__SET PROBLEM__
Output every record word for word.

Collection entries
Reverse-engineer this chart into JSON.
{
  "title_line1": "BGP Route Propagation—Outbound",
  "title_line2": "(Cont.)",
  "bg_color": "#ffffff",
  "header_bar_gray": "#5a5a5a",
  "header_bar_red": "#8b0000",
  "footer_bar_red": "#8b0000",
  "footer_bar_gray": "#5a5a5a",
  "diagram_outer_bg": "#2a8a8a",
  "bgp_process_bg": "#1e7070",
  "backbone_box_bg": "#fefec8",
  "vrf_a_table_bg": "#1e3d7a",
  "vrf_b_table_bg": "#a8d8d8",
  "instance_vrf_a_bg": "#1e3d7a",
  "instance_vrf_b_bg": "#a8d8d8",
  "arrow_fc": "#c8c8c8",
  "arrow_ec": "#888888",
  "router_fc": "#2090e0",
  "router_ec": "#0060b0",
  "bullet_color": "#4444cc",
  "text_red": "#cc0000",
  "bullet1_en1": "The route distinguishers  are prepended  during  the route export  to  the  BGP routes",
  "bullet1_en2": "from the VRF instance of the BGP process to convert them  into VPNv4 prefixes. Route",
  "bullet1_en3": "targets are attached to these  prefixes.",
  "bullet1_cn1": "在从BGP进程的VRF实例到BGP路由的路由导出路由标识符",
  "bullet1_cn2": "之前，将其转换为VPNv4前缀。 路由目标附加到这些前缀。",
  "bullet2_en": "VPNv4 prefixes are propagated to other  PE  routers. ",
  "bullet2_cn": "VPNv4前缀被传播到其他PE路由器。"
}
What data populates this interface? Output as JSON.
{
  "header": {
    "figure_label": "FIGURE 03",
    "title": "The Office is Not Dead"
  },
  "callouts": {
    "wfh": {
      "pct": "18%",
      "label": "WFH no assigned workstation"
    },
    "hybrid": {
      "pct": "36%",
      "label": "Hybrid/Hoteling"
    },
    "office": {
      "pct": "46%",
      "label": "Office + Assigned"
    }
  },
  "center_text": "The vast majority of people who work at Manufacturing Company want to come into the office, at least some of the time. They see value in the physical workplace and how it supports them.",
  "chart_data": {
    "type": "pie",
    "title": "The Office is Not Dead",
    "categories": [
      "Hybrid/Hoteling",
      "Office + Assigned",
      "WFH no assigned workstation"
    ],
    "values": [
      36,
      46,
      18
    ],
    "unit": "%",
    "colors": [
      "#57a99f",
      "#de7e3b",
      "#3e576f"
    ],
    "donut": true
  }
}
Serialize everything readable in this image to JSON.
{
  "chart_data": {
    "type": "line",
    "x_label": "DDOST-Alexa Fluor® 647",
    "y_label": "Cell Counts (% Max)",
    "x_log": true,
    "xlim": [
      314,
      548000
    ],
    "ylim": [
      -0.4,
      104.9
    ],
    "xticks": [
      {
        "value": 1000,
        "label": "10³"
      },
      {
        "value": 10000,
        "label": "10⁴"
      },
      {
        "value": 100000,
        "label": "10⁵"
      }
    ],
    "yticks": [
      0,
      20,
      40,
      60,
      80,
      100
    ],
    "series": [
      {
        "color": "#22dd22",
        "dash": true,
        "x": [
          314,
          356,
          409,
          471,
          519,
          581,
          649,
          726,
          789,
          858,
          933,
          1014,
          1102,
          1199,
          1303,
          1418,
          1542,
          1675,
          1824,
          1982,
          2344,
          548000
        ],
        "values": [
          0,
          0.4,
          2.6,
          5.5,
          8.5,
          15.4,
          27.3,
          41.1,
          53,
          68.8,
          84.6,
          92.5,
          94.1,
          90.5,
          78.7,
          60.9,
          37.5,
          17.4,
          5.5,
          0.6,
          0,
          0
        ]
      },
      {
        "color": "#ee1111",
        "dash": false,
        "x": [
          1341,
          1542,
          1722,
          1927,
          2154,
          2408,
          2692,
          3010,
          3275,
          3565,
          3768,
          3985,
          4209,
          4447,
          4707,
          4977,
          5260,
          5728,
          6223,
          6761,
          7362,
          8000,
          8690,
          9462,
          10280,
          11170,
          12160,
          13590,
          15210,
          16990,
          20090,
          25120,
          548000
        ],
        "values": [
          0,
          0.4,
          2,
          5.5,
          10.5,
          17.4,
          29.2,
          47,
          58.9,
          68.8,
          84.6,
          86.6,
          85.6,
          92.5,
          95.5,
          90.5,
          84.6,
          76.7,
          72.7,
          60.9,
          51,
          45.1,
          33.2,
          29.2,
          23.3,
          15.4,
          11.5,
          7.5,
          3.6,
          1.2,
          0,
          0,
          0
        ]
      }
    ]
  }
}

__RESPONSE__
Reverse-engineer this chart into JSON.
{
  "title_line1": "BGP Route Propagation—Outbound",
  "title_line2": "(Cont.)",
  "bg_color": "#ffffff",
  "header_bar_gray": "#5a5a5a",
  "header_bar_red": "#8b0000",
  "footer_bar_red": "#8b0000",
  "footer_bar_gray": "#5a5a5a",
  "diagram_outer_bg": "#2a8a8a",
  "bgp_process_bg": "#1e7070",
  "backbone_box_bg": "#fefec8",
  "vrf_a_table_bg": "#1e3d7a",
  "vrf_b_table_bg": "#a8d8d8",
  "instance_vrf_a_bg": "#1e3d7a",
  "instance_vrf_b_bg": "#a8d8d8",
  "arrow_fc": "#c8c8c8",
  "arrow_ec": "#888888",
  "router_fc": "#2090e0",
  "router_ec": "#0060b0",
  "bullet_color": "#4444cc",
  "text_red": "#cc0000",
  "bullet1_en1": "The route distinguishers  are prepended  during  the route export  to  the  BGP routes",
  "bullet1_en2": "from the VRF instance of the BGP process to convert them  into VPNv4 prefixes. Route",
  "bullet1_en3": "targets are attached to these  prefixes.",
  "bullet1_cn1": "在从BGP进程的VRF实例到BGP路由的路由导出路由标识符",
  "bullet1_cn2": "之前，将其转换为VPNv4前缀。 路由目标附加到这些前缀。",
  "bullet2_en": "VPNv4 prefixes are propagated to other  PE  routers. ",
  "bullet2_cn": "VPNv4前缀被传播到其他PE路由器。"
}
What data populates this interface? Output as JSON.
{
  "header": {
    "figure_label": "FIGURE 03",
    "title": "The Office is Not Dead"
  },
  "callouts": {
    "wfh": {
      "pct": "18%",
      "label": "WFH no assigned workstation"
    },
    "hybrid": {
      "pct": "36%",
      "label": "Hybrid/Hoteling"
    },
    "office": {
      "pct": "46%",
      "label": "Office + Assigned"
    }
  },
  "center_text": "The vast majority of people who work at Manufacturing Company want to come into the office, at least some of the time. They see value in the physical workplace and how it supports them.",
  "chart_data": {
    "type": "pie",
    "title": "The Office is Not Dead",
    "categories": [
      "Hybrid/Hoteling",
      "Office + Assigned",
      "WFH no assigned workstation"
    ],
    "values": [
      36,
      46,
      18
    ],
    "unit": "%",
    "colors": [
      "#57a99f",
      "#de7e3b",
      "#3e576f"
    ],
    "donut": true
  }
}
Serialize everything readable in this image to JSON.
{
  "chart_data": {
    "type": "line",
    "x_label": "DDOST-Alexa Fluor® 647",
    "y_label": "Cell Counts (% Max)",
    "x_log": true,
    "xlim": [
      314,
      548000
    ],
    "ylim": [
      -0.4,
      104.9
    ],
    "xticks": [
      {
        "value": 1000,
        "label": "10³"
      },
      {
        "value": 10000,
        "label": "10⁴"
      },
      {
        "value": 100000,
        "label": "10⁵"
      }
    ],
    "yticks": [
      0,
      20,
      40,
      60,
      80,
      100
    ],
    "series": [
      {
        "color": "#22dd22",
        "dash": true,
        "x": [
          314,
          356,
          409,
          471,
          519,
          581,
          649,
          726,
          789,
          858,
          933,
          1014,
          1102,
          1199,
          1303,
          1418,
          1542,
          1675,
          1824,
          1982,
          2344,
          548000
        ],
        "values": [
          0,
          0.4,
          2.6,
          5.5,
          8.5,
          15.4,
          27.3,
          41.1,
          53,
          68.8,
          84.6,
          92.5,
          94.1,
          90.5,
          78.7,
          60.9,
          37.5,
          17.4,
          5.5,
          0.6,
          0,
          0
        ]
      },
      {
        "color": "#ee1111",
        "dash": false,
        "x": [
          1341,
          1542,
          1722,
          1927,
          2154,
          2408,
          2692,
          3010,
          3275,
          3565,
          3768,
          3985,
          4209,
          4447,
          4707,
          4977,
          5260,
          5728,
          6223,
          6761,
          7362,
          8000,
          8690,
          9462,
          10280,
          11170,
          12160,
          13590,
          15210,
          16990,
          20090,
          25120,
          548000
        ],
        "values": [
          0,
          0.4,
          2,
          5.5,
          10.5,
          17.4,
          29.2,
          47,
          58.9,
          68.8,
          84.6,
          86.6,
          85.6,
          92.5,
          95.5,
          90.5,
          84.6,
          76.7,
          72.7,
          60.9,
          51,
          45.1,
          33.2,
          29.2,
          23.3,
          15.4,
          11.5,
          7.5,
          3.6,
          1.2,
          0,
          0,
          0
        ]
      }
    ]
  }
}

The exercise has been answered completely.